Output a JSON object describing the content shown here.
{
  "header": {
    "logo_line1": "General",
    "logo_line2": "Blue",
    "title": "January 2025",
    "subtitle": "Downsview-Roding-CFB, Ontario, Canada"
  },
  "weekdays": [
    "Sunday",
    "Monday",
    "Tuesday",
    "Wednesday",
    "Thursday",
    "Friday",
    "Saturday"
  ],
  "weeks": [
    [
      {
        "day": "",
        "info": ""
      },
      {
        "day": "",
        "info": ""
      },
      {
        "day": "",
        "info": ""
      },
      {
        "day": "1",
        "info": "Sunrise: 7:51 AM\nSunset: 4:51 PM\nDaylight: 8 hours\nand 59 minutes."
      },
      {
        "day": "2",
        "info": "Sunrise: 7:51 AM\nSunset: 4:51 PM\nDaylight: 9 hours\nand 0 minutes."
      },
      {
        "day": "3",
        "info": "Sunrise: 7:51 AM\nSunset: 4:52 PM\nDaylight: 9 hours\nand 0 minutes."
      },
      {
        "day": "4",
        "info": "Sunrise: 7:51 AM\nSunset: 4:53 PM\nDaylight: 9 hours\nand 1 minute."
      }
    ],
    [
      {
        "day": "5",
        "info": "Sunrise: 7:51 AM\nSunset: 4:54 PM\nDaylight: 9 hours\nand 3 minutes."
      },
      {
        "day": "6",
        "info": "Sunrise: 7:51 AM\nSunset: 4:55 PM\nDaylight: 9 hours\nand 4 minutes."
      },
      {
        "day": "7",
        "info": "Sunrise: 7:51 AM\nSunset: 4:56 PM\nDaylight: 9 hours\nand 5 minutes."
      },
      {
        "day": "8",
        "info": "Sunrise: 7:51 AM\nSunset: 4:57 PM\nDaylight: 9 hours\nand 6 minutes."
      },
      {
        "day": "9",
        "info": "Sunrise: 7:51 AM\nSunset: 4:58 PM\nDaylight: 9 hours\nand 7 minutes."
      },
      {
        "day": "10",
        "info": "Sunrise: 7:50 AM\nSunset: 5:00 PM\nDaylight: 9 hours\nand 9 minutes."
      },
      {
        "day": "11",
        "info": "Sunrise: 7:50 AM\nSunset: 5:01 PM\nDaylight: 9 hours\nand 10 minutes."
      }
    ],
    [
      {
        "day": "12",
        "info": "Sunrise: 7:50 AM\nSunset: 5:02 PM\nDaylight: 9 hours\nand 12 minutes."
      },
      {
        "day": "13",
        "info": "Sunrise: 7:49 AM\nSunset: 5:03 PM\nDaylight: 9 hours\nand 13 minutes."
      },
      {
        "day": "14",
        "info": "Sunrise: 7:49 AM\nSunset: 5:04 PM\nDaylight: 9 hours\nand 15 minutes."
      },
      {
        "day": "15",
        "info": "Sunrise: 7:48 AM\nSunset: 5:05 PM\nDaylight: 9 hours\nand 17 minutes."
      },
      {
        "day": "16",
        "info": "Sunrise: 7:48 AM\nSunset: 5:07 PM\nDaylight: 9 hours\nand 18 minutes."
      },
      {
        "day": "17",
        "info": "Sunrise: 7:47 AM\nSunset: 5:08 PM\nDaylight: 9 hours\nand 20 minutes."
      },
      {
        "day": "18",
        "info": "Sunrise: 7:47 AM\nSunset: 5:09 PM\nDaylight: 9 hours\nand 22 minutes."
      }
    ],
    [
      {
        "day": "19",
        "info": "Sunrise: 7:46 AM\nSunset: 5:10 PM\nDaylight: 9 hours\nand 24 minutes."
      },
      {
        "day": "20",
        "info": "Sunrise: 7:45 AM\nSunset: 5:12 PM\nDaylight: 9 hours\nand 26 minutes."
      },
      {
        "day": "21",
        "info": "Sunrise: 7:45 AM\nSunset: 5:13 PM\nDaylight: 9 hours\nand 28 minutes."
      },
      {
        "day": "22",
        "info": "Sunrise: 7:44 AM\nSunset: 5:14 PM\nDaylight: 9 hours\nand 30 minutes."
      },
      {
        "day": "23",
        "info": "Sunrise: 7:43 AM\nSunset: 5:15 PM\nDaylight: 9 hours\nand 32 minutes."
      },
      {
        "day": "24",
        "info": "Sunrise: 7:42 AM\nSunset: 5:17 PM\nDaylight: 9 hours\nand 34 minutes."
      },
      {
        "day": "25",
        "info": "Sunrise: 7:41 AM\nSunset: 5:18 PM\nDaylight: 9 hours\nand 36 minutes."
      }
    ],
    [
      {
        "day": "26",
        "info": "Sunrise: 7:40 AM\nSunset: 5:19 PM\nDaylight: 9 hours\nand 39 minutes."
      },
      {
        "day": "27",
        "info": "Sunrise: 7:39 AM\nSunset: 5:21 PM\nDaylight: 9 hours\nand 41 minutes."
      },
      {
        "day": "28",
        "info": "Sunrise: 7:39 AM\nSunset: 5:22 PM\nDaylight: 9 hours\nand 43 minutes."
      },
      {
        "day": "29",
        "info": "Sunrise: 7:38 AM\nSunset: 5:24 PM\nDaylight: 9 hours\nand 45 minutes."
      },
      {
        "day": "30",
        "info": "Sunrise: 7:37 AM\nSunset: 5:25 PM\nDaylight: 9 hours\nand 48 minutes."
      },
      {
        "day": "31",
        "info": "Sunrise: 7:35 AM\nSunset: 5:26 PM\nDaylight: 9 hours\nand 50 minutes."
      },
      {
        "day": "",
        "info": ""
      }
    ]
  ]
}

--------------------

__Exercise description__. Reproduce all of the data exactly as given.

__Full output__.
Output a JSON object describing the content shown here.
{
  "header": {
    "logo_line1": "General",
    "logo_line2": "Blue",
    "title": "January 2025",
    "subtitle": "Downsview-Roding-CFB, Ontario, Canada"
  },
  "weekdays": [
    "Sunday",
    "Monday",
    "Tuesday",
    "Wednesday",
    "Thursday",
    "Friday",
    "Saturday"
  ],
  "weeks": [
    [
      {
        "day": "",
        "info": ""
      },
      {
        "day": "",
        "info": ""
      },
      {
        "day": "",
        "info": ""
      },
      {
        "day": "1",
        "info": "Sunrise: 7:51 AM\nSunset: 4:51 PM\nDaylight: 8 hours\nand 59 minutes."
      },
      {
        "day": "2",
        "info": "Sunrise: 7:51 AM\nSunset: 4:51 PM\nDaylight: 9 hours\nand 0 minutes."
      },
      {
        "day": "3",
        "info": "Sunrise: 7:51 AM\nSunset: 4:52 PM\nDaylight: 9 hours\nand 0 minutes."
      },
      {
        "day": "4",
        "info": "Sunrise: 7:51 AM\nSunset: 4:53 PM\nDaylight: 9 hours\nand 1 minute."
      }
    ],
    [
      {
        "day": "5",
        "info": "Sunrise: 7:51 AM\nSunset: 4:54 PM\nDaylight: 9 hours\nand 3 minutes."
      },
      {
        "day": "6",
        "info": "Sunrise: 7:51 AM\nSunset: 4:55 PM\nDaylight: 9 hours\nand 4 minutes."
      },
      {
        "day": "7",
        "info": "Sunrise: 7:51 AM\nSunset: 4:56 PM\nDaylight: 9 hours\nand 5 minutes."
      },
      {
        "day": "8",
        "info": "Sunrise: 7:51 AM\nSunset: 4:57 PM\nDaylight: 9 hours\nand 6 minutes."
      },
      {
        "day": "9",
        "info": "Sunrise: 7:51 AM\nSunset: 4:58 PM\nDaylight: 9 hours\nand 7 minutes."
      },
      {
        "day": "10",
        "info": "Sunrise: 7:50 AM\nSunset: 5:00 PM\nDaylight: 9 hours\nand 9 minutes."
      },
      {
        "day": "11",
        "info": "Sunrise: 7:50 AM\nSunset: 5:01 PM\nDaylight: 9 hours\nand 10 minutes."
      }
    ],
    [
      {
        "day": "12",
        "info": "Sunrise: 7:50 AM\nSunset: 5:02 PM\nDaylight: 9 hours\nand 12 minutes."
      },
      {
        "day": "13",
        "info": "Sunrise: 7:49 AM\nSunset: 5:03 PM\nDaylight: 9 hours\nand 13 minutes."
      },
      {
        "day": "14",
        "info": "Sunrise: 7:49 AM\nSunset: 5:04 PM\nDaylight: 9 hours\nand 15 minutes."
      },
      {
        "day": "15",
        "info": "Sunrise: 7:48 AM\nSunset: 5:05 PM\nDaylight: 9 hours\nand 17 minutes."
      },
      {
        "day": "16",
        "info": "Sunrise: 7:48 AM\nSunset: 5:07 PM\nDaylight: 9 hours\nand 18 minutes."
      },
      {
        "day": "17",
        "info": "Sunrise: 7:47 AM\nSunset: 5:08 PM\nDaylight: 9 hours\nand 20 minutes."
      },
      {
        "day": "18",
        "info": "Sunrise: 7:47 AM\nSunset: 5:09 PM\nDaylight: 9 hours\nand 22 minutes."
      }
    ],
    [
      {
        "day": "19",
        "info": "Sunrise: 7:46 AM\nSunset: 5:10 PM\nDaylight: 9 hours\nand 24 minutes."
      },
      {
        "day": "20",
        "info": "Sunrise: 7:45 AM\nSunset: 5:12 PM\nDaylight: 9 hours\nand 26 minutes."
      },
      {
        "day": "21",
        "info": "Sunrise: 7:45 AM\nSunset: 5:13 PM\nDaylight: 9 hours\nand 28 minutes."
      },
      {
        "day": "22",
        "info": "Sunrise: 7:44 AM\nSunset: 5:14 PM\nDaylight: 9 hours\nand 30 minutes."
      },
      {
        "day": "23",
        "info": "Sunrise: 7:43 AM\nSunset: 5:15 PM\nDaylight: 9 hours\nand 32 minutes."
      },
      {
        "day": "24",
        "info": "Sunrise: 7:42 AM\nSunset: 5:17 PM\nDaylight: 9 hours\nand 34 minutes."
      },
      {
        "day": "25",
        "info": "Sunrise: 7:41 AM\nSunset: 5:18 PM\nDaylight: 9 hours\nand 36 minutes."
      }
    ],
    [
      {
        "day": "26",
        "info": "Sunrise: 7:40 AM\nSunset: 5:19 PM\nDaylight: 9 hours\nand 39 minutes."
      },
      {
        "day": "27",
        "info": "Sunrise: 7:39 AM\nSunset: 5:21 PM\nDaylight: 9 hours\nand 41 minutes."
      },
      {
        "day": "28",
        "info": "Sunrise: 7:39 AM\nSunset: 5:22 PM\nDaylight: 9 hours\nand 43 minutes."
      },
      {
        "day": "29",
        "info": "Sunrise: 7:38 AM\nSunset: 5:24 PM\nDaylight: 9 hours\nand 45 minutes."
      },
      {
        "day": "30",
        "info": "Sunrise: 7:37 AM\nSunset: 5:25 PM\nDaylight: 9 hours\nand 48 minutes."
      },
      {
        "day": "31",
        "info": "Sunrise: 7:35 AM\nSunset: 5:26 PM\nDaylight: 9 hours\nand 50 minutes."
      },
      {
        "day": "",
        "info": ""
      }
    ]
  ]
}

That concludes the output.